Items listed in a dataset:
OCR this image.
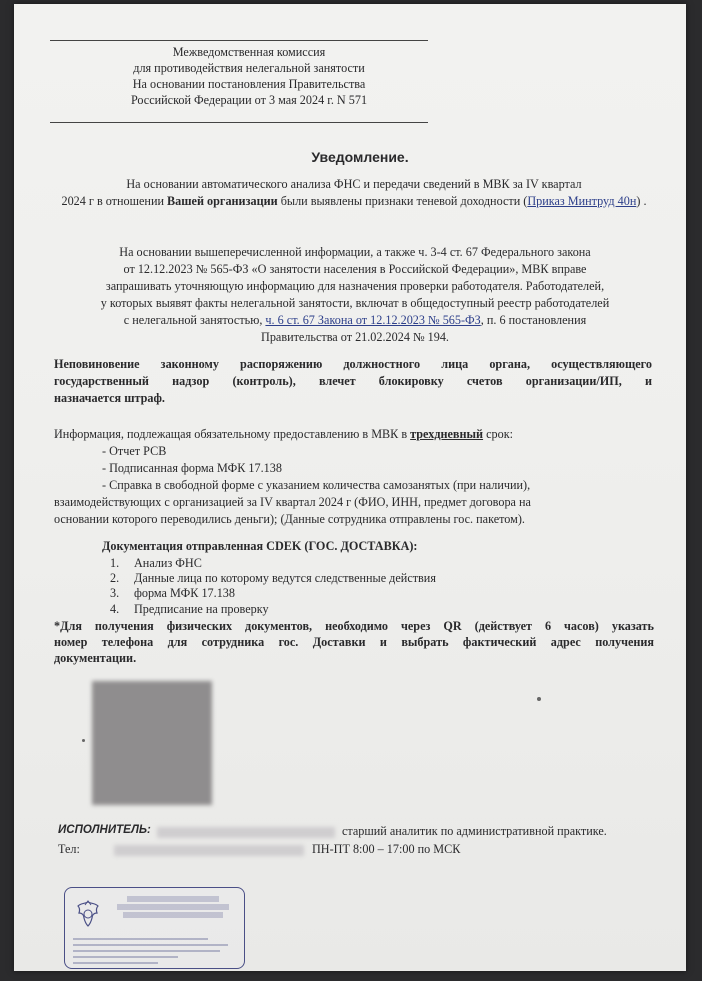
Межведомственная комиссия
для противодействия нелегальной занятости
На основании постановления Правительства
Российской Федерации от 3 мая 2024 г. N 571
Уведомление.
На основании автоматического анализа ФНС и передачи сведений в МВК за IV квартал
2024 г в отношении Вашей организации были выявлены признаки теневой доходности (Приказ Минтруд 40н) .
На основании вышеперечисленной информации, а также ч. 3-4 ст. 67 Федерального закона
от 12.12.2023 № 565-ФЗ «О занятости населения в Российской Федерации», МВК вправе
запрашивать уточняющую информацию для назначения проверки работодателя. Работодателей,
у которых выявят факты нелегальной занятости, включат в общедоступный реестр работодателей
с нелегальной занятостью, ч. 6 ст. 67 Закона от 12.12.2023 № 565-ФЗ, п. 6 постановления
Правительства от 21.02.2024 № 194.
Неповиновение законному распоряжению должностного лица органа, осуществляющего
государственный надзор (контроль), влечет блокировку счетов организации/ИП, и
назначается штраф.
Информация, подлежащая обязательному предоставлению в МВК в трехдневный срок:
- Отчет РСВ
- Подписанная форма МФК 17.138
- Справка в свободной форме с указанием количества самозанятых (при наличии),
взаимодействующих с организацией за IV квартал 2024 г (ФИО, ИНН, предмет договора на
основании которого переводились деньги); (Данные сотрудника отправлены гос. пакетом).
Документация отправленная CDEK (ГОС. ДОСТАВКА):
1. Анализ ФНС
2. Данные лица по которому ведутся следственные действия
3. форма МФК 17.138
4. Предписание на проверку
*Для получения физических документов, необходимо через QR (действует 6 часов) указать
номер телефона для сотрудника гос. Доставки и выбрать фактический адрес получения
документации.
ИСПОЛНИТЕЛЬ:	старший аналитик по административной практике.
Тел:	ПН-ПТ 8:00 – 17:00 по МСК
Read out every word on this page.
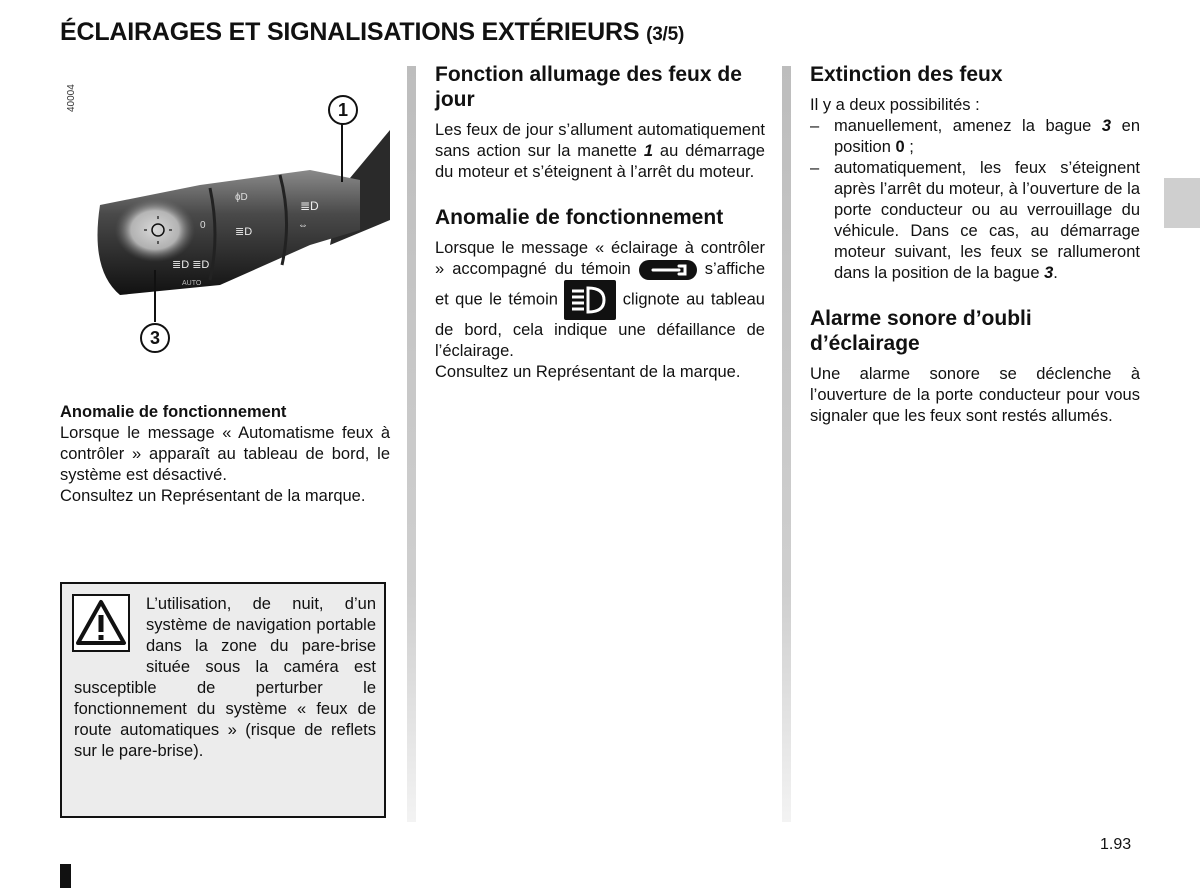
ÉCLAIRAGES ET SIGNALISATIONS EXTÉRIEURS (3/5)
40004
0
AUTO
≣D ≣D
≣D
≣D
⇔
ɸD
1
3

Anomalie de fonctionnement

Lorsque le message « Automatisme feux à contrôler » apparaît au tableau de bord, le système est désactivé.

Consultez un Représentant de la marque.

L’utilisation, de nuit, d’un système de navigation portable dans la zone du pare-brise située sous la caméra est susceptible de perturber le fonctionnement du système « feux de route automatiques » (risque de reflets sur le pare-brise).
Fonction allumage des feux de jour

Les feux de jour s’allument automatiquement sans action sur la manette 1 au démarrage du moteur et s’éteignent à l’arrêt du moteur.

Anomalie de fonctionnement

Lorsque le message « éclairage à contrôler » accompagné du témoin	s’affiche et que le témoin	clignote au tableau de bord, cela indique une défaillance de l’éclairage.

Consultez un Représentant de la marque.

Extinction des feux

Il y a deux possibilités :

– manuellement, amenez la bague 3 en position 0 ;
– automatiquement, les feux s’éteignent après l’arrêt du moteur, à l’ouverture de la porte conducteur ou au verrouillage du véhicule. Dans ce cas, au démarrage moteur suivant, les feux se rallumeront dans la position de la bague 3.
Alarme sonore d’oubli d’éclairage

Une alarme sonore se déclenche à l’ouverture de la porte conducteur pour vous signaler que les feux sont restés allumés.

1.93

Task directions: Search the data above for the string "sonore" and copy each line that has it.

Exercise response:
Alarme sonore d’oubli d’éclairage
Une alarme sonore se déclenche à l’ouverture de la porte conducteur pour vous signaler que les feux sont restés allumés.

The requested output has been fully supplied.